> _Set problem_:
Reproduce each line that includes the word "text".

> _Task data_:
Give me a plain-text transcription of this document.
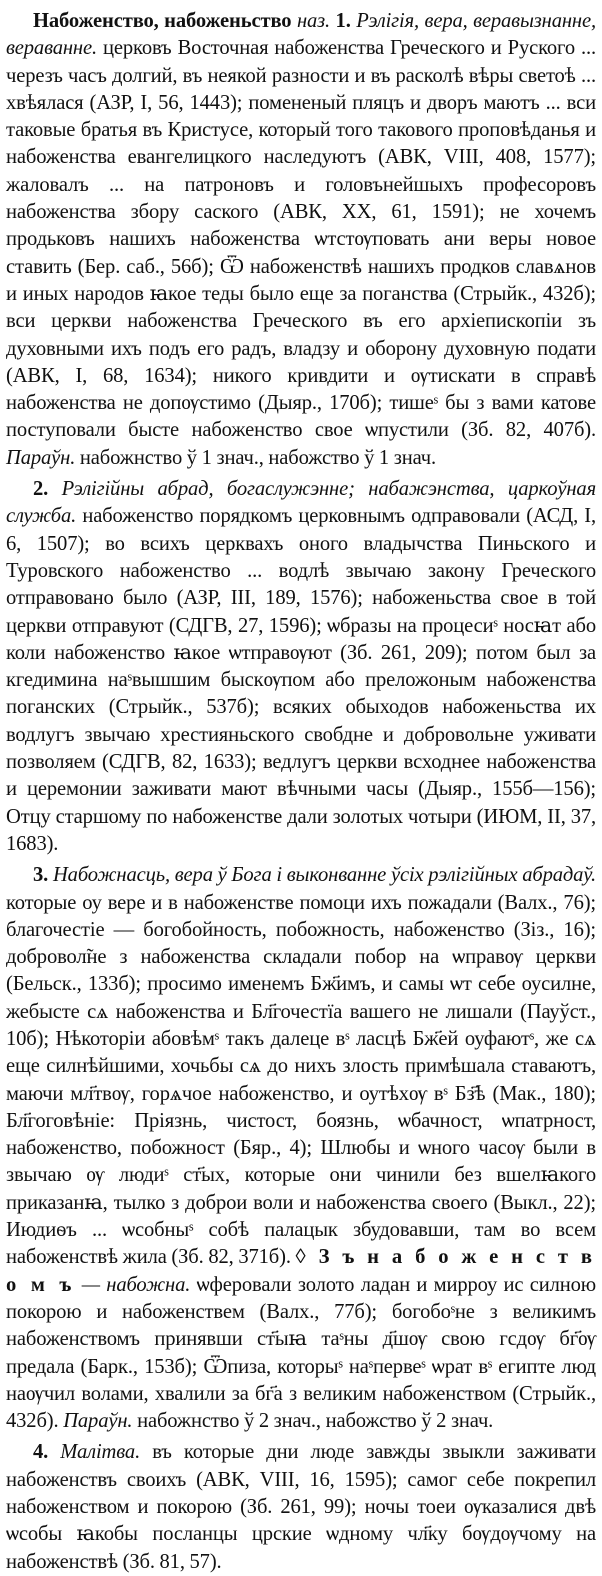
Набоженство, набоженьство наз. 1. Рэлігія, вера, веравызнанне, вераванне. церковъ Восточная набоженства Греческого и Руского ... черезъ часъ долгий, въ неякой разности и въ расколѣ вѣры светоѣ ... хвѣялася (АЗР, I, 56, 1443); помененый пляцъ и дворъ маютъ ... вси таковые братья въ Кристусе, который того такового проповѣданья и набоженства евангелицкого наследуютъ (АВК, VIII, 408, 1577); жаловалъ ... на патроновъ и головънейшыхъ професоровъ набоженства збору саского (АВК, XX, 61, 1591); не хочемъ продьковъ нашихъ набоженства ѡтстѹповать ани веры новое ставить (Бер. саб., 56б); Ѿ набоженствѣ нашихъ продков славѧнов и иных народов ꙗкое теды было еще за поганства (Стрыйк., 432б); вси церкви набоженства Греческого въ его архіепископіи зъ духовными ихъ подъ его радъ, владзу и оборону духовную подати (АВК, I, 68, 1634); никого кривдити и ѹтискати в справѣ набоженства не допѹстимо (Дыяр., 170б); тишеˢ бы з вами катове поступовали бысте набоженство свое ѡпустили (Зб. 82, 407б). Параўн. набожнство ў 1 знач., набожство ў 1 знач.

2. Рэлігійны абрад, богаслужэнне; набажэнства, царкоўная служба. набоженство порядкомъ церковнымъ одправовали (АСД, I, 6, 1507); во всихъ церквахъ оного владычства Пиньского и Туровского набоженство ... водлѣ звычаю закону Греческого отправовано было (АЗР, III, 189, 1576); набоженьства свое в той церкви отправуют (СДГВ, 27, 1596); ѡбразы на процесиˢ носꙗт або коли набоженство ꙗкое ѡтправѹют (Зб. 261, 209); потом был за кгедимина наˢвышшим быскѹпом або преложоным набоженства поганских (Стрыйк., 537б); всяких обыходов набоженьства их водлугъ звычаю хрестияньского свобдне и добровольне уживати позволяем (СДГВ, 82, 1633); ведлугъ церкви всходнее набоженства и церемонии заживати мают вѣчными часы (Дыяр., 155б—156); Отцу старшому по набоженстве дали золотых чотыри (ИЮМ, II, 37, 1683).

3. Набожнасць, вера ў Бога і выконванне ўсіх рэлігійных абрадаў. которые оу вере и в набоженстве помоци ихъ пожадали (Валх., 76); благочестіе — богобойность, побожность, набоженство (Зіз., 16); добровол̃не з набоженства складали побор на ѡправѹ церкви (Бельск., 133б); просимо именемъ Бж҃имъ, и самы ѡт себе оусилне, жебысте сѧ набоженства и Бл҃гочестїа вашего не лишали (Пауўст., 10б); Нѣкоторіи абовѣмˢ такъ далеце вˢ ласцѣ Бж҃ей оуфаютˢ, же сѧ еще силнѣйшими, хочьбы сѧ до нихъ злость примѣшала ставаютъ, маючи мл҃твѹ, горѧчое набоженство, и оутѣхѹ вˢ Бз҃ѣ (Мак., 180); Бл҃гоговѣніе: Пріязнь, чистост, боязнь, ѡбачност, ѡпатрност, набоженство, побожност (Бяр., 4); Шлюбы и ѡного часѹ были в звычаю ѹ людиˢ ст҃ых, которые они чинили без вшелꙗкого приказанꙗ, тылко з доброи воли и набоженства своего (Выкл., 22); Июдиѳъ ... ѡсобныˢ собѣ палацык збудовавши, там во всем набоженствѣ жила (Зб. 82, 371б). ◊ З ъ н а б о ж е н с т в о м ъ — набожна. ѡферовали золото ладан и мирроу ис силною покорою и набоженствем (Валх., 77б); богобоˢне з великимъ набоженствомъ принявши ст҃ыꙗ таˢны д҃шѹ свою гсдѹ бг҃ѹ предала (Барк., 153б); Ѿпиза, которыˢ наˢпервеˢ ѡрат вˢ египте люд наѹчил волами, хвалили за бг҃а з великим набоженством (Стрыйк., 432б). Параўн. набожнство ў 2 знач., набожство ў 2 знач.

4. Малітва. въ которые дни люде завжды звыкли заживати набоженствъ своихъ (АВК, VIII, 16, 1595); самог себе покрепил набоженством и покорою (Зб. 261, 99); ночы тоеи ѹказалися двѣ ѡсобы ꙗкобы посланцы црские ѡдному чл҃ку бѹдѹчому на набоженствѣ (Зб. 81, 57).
---
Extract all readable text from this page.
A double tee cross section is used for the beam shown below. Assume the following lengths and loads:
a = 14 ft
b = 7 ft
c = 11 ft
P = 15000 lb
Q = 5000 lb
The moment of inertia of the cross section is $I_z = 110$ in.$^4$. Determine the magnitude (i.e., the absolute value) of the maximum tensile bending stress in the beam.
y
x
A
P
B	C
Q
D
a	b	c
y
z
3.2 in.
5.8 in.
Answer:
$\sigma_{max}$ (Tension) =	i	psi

> _Output below_:
Give me a plain-text transcription of this document.
Extract all readable text from this page.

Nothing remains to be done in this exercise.